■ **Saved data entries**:
○ ○ ○ ○ ○ ○ ○

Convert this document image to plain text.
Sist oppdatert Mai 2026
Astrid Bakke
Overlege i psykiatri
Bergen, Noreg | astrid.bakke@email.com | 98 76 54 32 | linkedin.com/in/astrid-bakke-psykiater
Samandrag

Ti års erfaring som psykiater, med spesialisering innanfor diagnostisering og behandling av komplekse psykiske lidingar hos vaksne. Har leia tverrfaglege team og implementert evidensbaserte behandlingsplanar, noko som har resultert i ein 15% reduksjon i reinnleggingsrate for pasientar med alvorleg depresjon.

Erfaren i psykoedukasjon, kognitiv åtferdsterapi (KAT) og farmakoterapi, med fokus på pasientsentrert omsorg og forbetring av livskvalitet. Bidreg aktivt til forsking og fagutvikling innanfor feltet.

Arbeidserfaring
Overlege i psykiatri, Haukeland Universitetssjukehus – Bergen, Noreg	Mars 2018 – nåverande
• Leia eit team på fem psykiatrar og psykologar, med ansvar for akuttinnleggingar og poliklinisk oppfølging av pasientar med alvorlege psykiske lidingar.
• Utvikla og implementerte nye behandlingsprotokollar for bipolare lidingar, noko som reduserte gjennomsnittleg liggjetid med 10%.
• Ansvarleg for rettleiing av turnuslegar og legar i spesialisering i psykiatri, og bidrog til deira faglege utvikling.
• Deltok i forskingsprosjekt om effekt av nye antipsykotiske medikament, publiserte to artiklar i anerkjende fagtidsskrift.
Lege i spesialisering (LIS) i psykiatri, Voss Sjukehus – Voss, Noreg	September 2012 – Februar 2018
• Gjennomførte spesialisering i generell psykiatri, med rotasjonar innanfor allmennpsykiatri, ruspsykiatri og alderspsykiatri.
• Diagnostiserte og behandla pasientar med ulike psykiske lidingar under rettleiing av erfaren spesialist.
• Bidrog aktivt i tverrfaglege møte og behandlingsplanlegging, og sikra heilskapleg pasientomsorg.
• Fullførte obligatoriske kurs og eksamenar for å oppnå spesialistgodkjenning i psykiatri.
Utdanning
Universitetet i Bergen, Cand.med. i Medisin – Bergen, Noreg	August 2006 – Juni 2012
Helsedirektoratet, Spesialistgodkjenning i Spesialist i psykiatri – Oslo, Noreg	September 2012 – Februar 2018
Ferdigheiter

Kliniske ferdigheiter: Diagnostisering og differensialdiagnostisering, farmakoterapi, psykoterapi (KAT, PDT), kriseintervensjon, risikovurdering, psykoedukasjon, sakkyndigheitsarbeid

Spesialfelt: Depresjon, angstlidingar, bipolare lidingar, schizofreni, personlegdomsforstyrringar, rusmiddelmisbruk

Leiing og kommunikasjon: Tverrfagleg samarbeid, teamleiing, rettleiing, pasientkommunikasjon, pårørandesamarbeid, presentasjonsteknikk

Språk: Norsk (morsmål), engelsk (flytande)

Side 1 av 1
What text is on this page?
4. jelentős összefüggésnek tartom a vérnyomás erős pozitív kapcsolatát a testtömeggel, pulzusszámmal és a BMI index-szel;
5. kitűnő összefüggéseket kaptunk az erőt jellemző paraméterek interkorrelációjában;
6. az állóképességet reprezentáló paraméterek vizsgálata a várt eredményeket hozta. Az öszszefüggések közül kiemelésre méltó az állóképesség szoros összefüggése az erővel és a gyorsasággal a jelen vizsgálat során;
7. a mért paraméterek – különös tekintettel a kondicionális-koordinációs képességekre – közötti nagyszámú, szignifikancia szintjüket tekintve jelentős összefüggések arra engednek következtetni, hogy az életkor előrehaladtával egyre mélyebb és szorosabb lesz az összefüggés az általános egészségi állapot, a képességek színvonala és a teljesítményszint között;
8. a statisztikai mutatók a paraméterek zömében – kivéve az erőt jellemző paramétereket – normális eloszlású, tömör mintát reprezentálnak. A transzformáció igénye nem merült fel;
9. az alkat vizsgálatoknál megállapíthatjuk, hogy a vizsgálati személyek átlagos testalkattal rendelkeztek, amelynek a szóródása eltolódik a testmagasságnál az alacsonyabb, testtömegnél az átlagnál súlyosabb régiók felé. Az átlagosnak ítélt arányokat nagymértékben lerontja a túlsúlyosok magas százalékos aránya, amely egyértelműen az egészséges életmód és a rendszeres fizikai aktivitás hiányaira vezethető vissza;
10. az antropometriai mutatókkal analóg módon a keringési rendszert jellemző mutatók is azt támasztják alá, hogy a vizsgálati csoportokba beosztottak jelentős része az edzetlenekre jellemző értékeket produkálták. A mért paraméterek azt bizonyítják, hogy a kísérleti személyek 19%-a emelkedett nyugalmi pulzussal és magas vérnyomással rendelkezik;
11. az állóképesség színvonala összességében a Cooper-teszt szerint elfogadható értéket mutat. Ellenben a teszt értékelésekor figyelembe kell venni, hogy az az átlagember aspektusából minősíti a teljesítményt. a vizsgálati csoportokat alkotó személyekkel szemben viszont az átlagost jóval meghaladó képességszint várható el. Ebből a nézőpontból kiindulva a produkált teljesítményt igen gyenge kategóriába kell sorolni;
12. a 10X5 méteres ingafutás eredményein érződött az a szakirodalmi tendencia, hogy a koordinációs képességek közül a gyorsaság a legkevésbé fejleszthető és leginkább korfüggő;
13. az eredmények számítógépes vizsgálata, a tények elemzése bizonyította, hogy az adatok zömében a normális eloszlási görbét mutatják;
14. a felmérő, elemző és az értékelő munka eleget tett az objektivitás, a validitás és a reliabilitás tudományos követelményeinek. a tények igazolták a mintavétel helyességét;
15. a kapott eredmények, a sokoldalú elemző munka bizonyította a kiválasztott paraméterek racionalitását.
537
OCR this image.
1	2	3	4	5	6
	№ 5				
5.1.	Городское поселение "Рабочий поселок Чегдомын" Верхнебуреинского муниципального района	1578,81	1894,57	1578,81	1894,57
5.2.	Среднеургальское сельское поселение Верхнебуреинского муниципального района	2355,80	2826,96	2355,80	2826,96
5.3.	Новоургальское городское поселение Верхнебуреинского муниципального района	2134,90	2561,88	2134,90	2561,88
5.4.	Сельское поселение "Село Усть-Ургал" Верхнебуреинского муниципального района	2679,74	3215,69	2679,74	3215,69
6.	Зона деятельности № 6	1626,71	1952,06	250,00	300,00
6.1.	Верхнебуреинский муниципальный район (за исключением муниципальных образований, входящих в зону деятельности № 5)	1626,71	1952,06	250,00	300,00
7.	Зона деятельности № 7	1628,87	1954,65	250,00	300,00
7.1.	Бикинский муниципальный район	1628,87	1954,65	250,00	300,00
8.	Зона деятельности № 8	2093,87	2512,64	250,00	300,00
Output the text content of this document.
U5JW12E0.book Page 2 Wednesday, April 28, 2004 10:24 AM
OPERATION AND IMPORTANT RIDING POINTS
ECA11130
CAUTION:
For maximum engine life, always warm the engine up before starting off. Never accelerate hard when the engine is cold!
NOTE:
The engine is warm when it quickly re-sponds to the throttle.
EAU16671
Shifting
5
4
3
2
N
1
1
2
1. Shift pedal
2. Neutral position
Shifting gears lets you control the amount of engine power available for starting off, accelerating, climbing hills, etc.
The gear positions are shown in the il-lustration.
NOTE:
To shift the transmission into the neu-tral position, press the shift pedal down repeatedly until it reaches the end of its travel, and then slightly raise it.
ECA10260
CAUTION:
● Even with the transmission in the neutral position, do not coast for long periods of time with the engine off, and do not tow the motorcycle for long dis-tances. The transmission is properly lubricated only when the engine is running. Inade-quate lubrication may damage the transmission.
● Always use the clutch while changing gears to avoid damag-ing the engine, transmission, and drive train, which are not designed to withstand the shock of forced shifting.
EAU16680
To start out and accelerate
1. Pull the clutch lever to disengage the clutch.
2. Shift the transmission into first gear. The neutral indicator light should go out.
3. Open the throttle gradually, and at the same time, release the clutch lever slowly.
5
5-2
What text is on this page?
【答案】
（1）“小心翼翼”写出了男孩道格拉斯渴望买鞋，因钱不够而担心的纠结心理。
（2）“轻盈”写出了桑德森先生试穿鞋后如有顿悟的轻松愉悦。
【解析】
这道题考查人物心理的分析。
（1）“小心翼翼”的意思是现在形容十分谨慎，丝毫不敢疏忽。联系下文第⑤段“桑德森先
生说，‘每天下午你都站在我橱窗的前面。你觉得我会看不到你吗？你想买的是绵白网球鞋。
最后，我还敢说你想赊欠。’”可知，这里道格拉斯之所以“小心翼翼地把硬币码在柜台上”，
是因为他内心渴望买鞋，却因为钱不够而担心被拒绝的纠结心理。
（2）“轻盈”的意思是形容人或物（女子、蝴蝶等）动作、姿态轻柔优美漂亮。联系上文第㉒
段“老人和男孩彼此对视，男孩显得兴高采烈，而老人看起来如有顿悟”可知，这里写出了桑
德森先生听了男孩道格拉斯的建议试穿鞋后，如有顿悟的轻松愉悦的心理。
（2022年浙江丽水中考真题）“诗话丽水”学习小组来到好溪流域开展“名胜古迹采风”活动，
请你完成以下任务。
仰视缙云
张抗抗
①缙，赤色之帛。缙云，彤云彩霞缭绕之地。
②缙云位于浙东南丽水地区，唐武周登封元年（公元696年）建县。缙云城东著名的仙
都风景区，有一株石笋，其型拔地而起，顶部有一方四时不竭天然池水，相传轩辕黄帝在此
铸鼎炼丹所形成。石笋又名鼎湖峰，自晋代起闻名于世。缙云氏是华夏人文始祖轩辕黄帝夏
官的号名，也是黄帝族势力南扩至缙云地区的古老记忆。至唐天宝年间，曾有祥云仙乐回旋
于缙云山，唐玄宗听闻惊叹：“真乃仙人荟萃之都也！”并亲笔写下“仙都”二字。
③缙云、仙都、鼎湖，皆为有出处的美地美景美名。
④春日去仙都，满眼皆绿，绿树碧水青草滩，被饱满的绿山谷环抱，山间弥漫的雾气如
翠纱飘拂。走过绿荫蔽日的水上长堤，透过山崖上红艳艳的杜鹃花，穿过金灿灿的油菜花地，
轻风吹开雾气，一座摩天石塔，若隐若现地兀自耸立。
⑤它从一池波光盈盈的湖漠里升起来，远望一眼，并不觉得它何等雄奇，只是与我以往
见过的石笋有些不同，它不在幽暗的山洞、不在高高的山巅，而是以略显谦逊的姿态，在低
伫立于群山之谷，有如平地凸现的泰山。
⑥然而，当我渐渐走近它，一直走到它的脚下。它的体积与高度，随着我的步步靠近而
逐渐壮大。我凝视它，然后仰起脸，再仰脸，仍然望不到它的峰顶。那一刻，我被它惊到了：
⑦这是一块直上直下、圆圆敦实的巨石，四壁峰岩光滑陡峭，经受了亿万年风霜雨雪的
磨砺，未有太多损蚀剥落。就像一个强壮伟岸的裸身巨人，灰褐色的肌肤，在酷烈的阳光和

○ ○ ○ ○ ○ ○ ○

■ **What you need to do**: Take every line that includes the string "tverrfaglege" and copy it.

■ **Complete response**:
Ti års erfaring som psykiater, med spesialisering innanfor diagnostisering og behandling av komplekse psykiske lidingar hos vaksne. Har leia tverrfaglege team og implementert evidensbaserte behandlingsplanar, noko som har resultert i ein 15% reduksjon i reinnleggingsrate for pasientar med alvorleg depresjon.
• Bidrog aktivt i tverrfaglege møte og behandlingsplanlegging, og sikra heilskapleg pasientomsorg.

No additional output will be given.